*What to produce*
Your task is to repeat all of the material exactly.

(Data records)
⟨
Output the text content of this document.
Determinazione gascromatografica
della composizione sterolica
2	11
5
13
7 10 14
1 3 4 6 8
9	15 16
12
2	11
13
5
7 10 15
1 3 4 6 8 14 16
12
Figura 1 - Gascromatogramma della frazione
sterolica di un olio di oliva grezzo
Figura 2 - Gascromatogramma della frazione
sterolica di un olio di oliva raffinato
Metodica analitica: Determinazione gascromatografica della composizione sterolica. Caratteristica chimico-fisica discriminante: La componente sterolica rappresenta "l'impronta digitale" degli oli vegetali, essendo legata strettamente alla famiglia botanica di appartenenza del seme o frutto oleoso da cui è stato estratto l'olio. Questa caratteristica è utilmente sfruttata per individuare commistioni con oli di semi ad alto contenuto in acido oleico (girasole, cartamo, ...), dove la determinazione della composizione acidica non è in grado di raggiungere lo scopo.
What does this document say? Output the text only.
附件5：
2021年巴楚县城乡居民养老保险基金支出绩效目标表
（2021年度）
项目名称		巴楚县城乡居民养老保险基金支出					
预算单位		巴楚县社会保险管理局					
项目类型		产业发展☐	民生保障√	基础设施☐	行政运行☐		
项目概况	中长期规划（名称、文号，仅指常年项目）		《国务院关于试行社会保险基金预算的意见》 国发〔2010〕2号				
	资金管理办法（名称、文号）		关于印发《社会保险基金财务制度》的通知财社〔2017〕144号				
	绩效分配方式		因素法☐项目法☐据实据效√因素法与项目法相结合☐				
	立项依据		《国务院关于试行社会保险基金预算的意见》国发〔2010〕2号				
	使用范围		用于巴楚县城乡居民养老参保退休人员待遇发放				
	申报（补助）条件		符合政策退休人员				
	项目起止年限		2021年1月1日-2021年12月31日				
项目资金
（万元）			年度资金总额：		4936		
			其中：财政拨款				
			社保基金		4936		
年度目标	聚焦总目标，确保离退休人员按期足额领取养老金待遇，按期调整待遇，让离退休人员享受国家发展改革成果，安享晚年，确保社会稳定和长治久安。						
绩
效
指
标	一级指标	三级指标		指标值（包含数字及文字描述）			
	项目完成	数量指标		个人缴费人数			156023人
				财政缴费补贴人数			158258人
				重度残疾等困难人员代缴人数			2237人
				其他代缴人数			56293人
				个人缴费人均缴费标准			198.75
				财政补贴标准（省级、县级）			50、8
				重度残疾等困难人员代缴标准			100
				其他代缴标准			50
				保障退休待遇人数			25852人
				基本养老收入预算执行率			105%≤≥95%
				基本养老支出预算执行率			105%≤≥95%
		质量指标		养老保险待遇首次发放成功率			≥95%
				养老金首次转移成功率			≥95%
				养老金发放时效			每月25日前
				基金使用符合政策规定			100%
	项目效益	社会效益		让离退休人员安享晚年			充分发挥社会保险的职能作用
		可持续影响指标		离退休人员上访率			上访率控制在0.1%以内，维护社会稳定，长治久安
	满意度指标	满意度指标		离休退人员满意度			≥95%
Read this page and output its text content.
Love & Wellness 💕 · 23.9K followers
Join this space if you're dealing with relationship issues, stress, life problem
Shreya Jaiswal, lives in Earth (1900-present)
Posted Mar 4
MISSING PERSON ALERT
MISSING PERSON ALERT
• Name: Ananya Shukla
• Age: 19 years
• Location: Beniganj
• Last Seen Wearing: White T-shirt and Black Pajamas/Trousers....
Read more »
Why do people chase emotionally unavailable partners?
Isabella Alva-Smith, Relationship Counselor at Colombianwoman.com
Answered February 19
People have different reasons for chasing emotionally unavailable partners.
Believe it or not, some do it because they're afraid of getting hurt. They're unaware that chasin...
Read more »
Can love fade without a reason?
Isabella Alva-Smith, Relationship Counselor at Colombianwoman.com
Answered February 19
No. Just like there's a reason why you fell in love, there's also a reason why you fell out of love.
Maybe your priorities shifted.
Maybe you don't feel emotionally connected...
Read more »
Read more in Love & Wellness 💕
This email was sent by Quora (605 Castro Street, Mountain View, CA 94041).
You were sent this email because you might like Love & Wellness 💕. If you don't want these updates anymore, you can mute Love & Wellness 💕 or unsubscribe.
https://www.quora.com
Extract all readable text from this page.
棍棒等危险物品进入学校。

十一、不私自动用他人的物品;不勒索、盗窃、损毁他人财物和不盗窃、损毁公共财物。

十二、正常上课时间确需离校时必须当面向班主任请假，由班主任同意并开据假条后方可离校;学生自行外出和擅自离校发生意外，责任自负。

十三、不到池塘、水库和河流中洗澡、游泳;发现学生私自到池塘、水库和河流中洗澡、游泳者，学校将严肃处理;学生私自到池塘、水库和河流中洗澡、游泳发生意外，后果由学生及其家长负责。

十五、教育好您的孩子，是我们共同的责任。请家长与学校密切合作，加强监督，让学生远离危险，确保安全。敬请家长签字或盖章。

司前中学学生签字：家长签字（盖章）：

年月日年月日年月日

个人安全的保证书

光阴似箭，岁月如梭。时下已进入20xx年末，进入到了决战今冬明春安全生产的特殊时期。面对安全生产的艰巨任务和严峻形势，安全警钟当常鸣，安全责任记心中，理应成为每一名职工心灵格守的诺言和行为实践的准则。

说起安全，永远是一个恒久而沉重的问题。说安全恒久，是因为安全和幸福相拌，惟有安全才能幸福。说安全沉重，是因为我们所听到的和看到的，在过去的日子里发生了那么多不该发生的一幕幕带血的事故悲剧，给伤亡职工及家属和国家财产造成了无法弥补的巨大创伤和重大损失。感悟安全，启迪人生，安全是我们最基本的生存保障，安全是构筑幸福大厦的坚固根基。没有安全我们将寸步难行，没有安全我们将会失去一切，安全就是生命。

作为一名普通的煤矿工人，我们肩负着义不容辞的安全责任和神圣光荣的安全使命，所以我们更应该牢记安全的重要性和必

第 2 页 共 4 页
⟩
*Answer to this problem*
Output the text content of this document.
Determinazione gascromatografica
della composizione sterolica
2	11
5
13
7 10 14
1 3 4 6 8
9	15 16
12
2	11
13
5
7 10 15
1 3 4 6 8 14 16
12
Figura 1 - Gascromatogramma della frazione
sterolica di un olio di oliva grezzo
Figura 2 - Gascromatogramma della frazione
sterolica di un olio di oliva raffinato
Metodica analitica: Determinazione gascromatografica della composizione sterolica. Caratteristica chimico-fisica discriminante: La componente sterolica rappresenta "l'impronta digitale" degli oli vegetali, essendo legata strettamente alla famiglia botanica di appartenenza del seme o frutto oleoso da cui è stato estratto l'olio. Questa caratteristica è utilmente sfruttata per individuare commistioni con oli di semi ad alto contenuto in acido oleico (girasole, cartamo, ...), dove la determinazione della composizione acidica non è in grado di raggiungere lo scopo.
What does this document say? Output the text only.
附件5：
2021年巴楚县城乡居民养老保险基金支出绩效目标表
（2021年度）
项目名称		巴楚县城乡居民养老保险基金支出					
预算单位		巴楚县社会保险管理局					
项目类型		产业发展☐	民生保障√	基础设施☐	行政运行☐		
项目概况	中长期规划（名称、文号，仅指常年项目）		《国务院关于试行社会保险基金预算的意见》 国发〔2010〕2号				
	资金管理办法（名称、文号）		关于印发《社会保险基金财务制度》的通知财社〔2017〕144号				
	绩效分配方式		因素法☐项目法☐据实据效√因素法与项目法相结合☐				
	立项依据		《国务院关于试行社会保险基金预算的意见》国发〔2010〕2号				
	使用范围		用于巴楚县城乡居民养老参保退休人员待遇发放				
	申报（补助）条件		符合政策退休人员				
	项目起止年限		2021年1月1日-2021年12月31日				
项目资金
（万元）			年度资金总额：		4936		
			其中：财政拨款				
			社保基金		4936		
年度目标	聚焦总目标，确保离退休人员按期足额领取养老金待遇，按期调整待遇，让离退休人员享受国家发展改革成果，安享晚年，确保社会稳定和长治久安。						
绩
效
指
标	一级指标	三级指标		指标值（包含数字及文字描述）			
	项目完成	数量指标		个人缴费人数			156023人
				财政缴费补贴人数			158258人
				重度残疾等困难人员代缴人数			2237人
				其他代缴人数			56293人
				个人缴费人均缴费标准			198.75
				财政补贴标准（省级、县级）			50、8
				重度残疾等困难人员代缴标准			100
				其他代缴标准			50
				保障退休待遇人数			25852人
				基本养老收入预算执行率			105%≤≥95%
				基本养老支出预算执行率			105%≤≥95%
		质量指标		养老保险待遇首次发放成功率			≥95%
				养老金首次转移成功率			≥95%
				养老金发放时效			每月25日前
				基金使用符合政策规定			100%
	项目效益	社会效益		让离退休人员安享晚年			充分发挥社会保险的职能作用
		可持续影响指标		离退休人员上访率			上访率控制在0.1%以内，维护社会稳定，长治久安
	满意度指标	满意度指标		离休退人员满意度			≥95%
Read this page and output its text content.
Love & Wellness 💕 · 23.9K followers
Join this space if you're dealing with relationship issues, stress, life problem
Shreya Jaiswal, lives in Earth (1900-present)
Posted Mar 4
MISSING PERSON ALERT
MISSING PERSON ALERT
• Name: Ananya Shukla
• Age: 19 years
• Location: Beniganj
• Last Seen Wearing: White T-shirt and Black Pajamas/Trousers....
Read more »
Why do people chase emotionally unavailable partners?
Isabella Alva-Smith, Relationship Counselor at Colombianwoman.com
Answered February 19
People have different reasons for chasing emotionally unavailable partners.
Believe it or not, some do it because they're afraid of getting hurt. They're unaware that chasin...
Read more »
Can love fade without a reason?
Isabella Alva-Smith, Relationship Counselor at Colombianwoman.com
Answered February 19
No. Just like there's a reason why you fell in love, there's also a reason why you fell out of love.
Maybe your priorities shifted.
Maybe you don't feel emotionally connected...
Read more »
Read more in Love & Wellness 💕
This email was sent by Quora (605 Castro Street, Mountain View, CA 94041).
You were sent this email because you might like Love & Wellness 💕. If you don't want these updates anymore, you can mute Love & Wellness 💕 or unsubscribe.
https://www.quora.com
Extract all readable text from this page.
棍棒等危险物品进入学校。

十一、不私自动用他人的物品;不勒索、盗窃、损毁他人财物和不盗窃、损毁公共财物。

十二、正常上课时间确需离校时必须当面向班主任请假，由班主任同意并开据假条后方可离校;学生自行外出和擅自离校发生意外，责任自负。

十三、不到池塘、水库和河流中洗澡、游泳;发现学生私自到池塘、水库和河流中洗澡、游泳者，学校将严肃处理;学生私自到池塘、水库和河流中洗澡、游泳发生意外，后果由学生及其家长负责。

十五、教育好您的孩子，是我们共同的责任。请家长与学校密切合作，加强监督，让学生远离危险，确保安全。敬请家长签字或盖章。

司前中学学生签字：家长签字（盖章）：

年月日年月日年月日

个人安全的保证书

光阴似箭，岁月如梭。时下已进入20xx年末，进入到了决战今冬明春安全生产的特殊时期。面对安全生产的艰巨任务和严峻形势，安全警钟当常鸣，安全责任记心中，理应成为每一名职工心灵格守的诺言和行为实践的准则。

说起安全，永远是一个恒久而沉重的问题。说安全恒久，是因为安全和幸福相拌，惟有安全才能幸福。说安全沉重，是因为我们所听到的和看到的，在过去的日子里发生了那么多不该发生的一幕幕带血的事故悲剧，给伤亡职工及家属和国家财产造成了无法弥补的巨大创伤和重大损失。感悟安全，启迪人生，安全是我们最基本的生存保障，安全是构筑幸福大厦的坚固根基。没有安全我们将寸步难行，没有安全我们将会失去一切，安全就是生命。

作为一名普通的煤矿工人，我们肩负着义不容辞的安全责任和神圣光荣的安全使命，所以我们更应该牢记安全的重要性和必

第 2 页 共 4 页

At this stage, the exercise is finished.